Some records
-------------------------
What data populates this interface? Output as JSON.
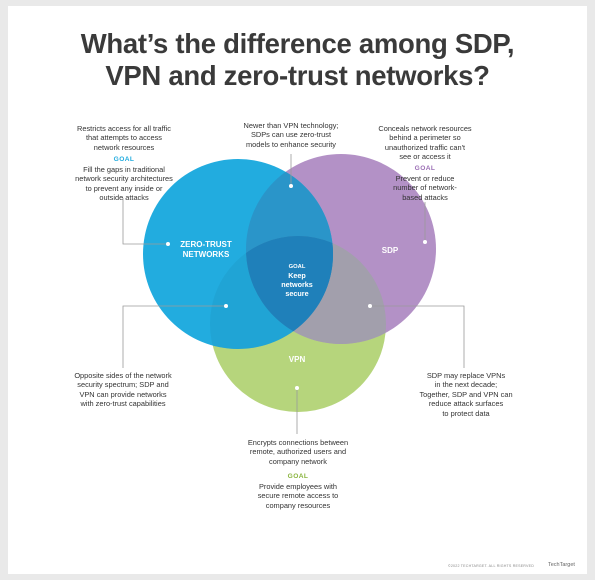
{
  "title": {
    "line1": "What’s the difference among SDP,",
    "line2": "VPN and zero-trust networks?"
  },
  "colors": {
    "zero_trust": "#22acdf",
    "sdp": "#b391c6",
    "vpn": "#b6d57c",
    "overlap_ztn_sdp": "#2a95c9",
    "sdp_vpn": "#a29fac",
    "all_three": "#1f80ba",
    "goal_text_zero_trust": "#22acdf",
    "goal_text_sdp": "#9b6fb5",
    "goal_text_vpn": "#8ab43e"
  },
  "circles": {
    "zero_trust_label_1": "ZERO-TRUST",
    "zero_trust_label_2": "NETWORKS",
    "sdp_label": "SDP",
    "vpn_label": "VPN",
    "center_goal": "GOAL",
    "center_text_1": "Keep",
    "center_text_2": "networks",
    "center_text_3": "secure"
  },
  "annotations": {
    "zero_trust_desc": [
      "Restricts access for all traffic",
      "that attempts to access",
      "network resources"
    ],
    "zero_trust_goal_label": "GOAL",
    "zero_trust_goal": [
      "Fill the gaps in traditional",
      "network security architectures",
      "to prevent any inside or",
      "outside attacks"
    ],
    "ztn_sdp": [
      "Newer than VPN technology;",
      "SDPs can use zero-trust",
      "models to enhance security"
    ],
    "sdp_desc": [
      "Conceals network resources",
      "behind a perimeter so",
      "unauthorized traffic can't",
      "see or access it"
    ],
    "sdp_goal_label": "GOAL",
    "sdp_goal": [
      "Prevent or reduce",
      "number of network-",
      "based attacks"
    ],
    "ztn_vpn": [
      "Opposite sides of the network",
      "security spectrum; SDP and",
      "VPN can provide networks",
      "with zero-trust capabilities"
    ],
    "sdp_vpn": [
      "SDP may replace VPNs",
      "in the next decade;",
      "Together, SDP and VPN can",
      "reduce attack surfaces",
      "to protect data"
    ],
    "vpn_desc": [
      "Encrypts connections between",
      "remote, authorized users and",
      "company network"
    ],
    "vpn_goal_label": "GOAL",
    "vpn_goal": [
      "Provide employees with",
      "secure remote access to",
      "company resources"
    ]
  },
  "footer": {
    "copyright": "©2022 TECHTARGET. ALL RIGHTS RESERVED",
    "brand": "TechTarget"
  }
}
-------------------------
**Request**
The answer must consist solely of the number of lines in the entries that contain the word "company".

**Solution for this task**
2